Your answer should be a single number: how many lines in the data below hold the string "formule".
>> begin Data listing
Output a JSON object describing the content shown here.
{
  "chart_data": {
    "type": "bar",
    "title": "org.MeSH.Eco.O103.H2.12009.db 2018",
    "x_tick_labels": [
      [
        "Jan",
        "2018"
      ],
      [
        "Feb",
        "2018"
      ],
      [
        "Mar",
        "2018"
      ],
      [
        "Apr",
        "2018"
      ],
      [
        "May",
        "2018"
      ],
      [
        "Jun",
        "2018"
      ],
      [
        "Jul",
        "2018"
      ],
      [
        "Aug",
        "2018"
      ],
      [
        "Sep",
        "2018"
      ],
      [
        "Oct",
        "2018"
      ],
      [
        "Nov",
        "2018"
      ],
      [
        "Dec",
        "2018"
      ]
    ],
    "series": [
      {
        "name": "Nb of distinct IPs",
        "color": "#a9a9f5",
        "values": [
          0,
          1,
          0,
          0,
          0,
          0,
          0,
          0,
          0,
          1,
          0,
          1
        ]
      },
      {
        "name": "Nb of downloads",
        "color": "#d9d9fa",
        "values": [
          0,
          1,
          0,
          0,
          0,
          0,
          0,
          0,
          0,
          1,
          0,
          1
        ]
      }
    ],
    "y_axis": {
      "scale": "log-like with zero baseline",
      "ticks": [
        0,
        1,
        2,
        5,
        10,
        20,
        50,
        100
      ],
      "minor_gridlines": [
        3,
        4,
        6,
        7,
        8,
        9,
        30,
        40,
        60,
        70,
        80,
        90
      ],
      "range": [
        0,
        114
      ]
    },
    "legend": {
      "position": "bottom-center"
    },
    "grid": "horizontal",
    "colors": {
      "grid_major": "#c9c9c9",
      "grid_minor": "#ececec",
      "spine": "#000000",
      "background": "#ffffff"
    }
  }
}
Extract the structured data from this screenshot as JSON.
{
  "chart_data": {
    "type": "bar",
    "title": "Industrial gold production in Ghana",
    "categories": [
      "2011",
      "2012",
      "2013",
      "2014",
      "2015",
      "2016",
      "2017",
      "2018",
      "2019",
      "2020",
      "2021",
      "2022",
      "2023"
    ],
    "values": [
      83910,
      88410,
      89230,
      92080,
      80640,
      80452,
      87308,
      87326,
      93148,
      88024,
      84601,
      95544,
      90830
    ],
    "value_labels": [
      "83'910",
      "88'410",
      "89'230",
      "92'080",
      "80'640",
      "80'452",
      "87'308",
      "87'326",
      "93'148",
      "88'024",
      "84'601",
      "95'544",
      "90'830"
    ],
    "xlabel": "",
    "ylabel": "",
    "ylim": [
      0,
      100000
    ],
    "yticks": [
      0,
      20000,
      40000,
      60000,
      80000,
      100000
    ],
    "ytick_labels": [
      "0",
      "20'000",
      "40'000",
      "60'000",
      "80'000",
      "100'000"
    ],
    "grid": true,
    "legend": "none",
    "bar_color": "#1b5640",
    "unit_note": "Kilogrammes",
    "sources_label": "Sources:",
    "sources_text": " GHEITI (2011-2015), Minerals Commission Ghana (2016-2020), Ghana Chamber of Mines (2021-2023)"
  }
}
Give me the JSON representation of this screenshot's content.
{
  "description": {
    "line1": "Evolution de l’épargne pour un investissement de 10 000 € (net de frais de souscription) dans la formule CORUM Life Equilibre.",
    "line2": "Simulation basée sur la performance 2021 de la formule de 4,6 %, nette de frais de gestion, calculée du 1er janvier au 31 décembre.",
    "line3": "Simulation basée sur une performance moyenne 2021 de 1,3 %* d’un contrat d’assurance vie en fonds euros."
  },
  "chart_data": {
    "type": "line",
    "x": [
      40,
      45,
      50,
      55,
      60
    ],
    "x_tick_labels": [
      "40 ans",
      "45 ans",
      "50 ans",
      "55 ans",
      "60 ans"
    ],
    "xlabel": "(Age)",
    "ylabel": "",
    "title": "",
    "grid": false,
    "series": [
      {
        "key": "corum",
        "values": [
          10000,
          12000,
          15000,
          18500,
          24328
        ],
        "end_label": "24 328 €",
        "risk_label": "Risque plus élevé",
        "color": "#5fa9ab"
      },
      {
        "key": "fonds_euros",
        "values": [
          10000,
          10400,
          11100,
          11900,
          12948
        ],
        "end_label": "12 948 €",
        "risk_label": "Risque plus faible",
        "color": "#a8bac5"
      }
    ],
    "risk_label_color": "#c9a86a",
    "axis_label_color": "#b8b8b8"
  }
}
>> end Data listing
Reply.
2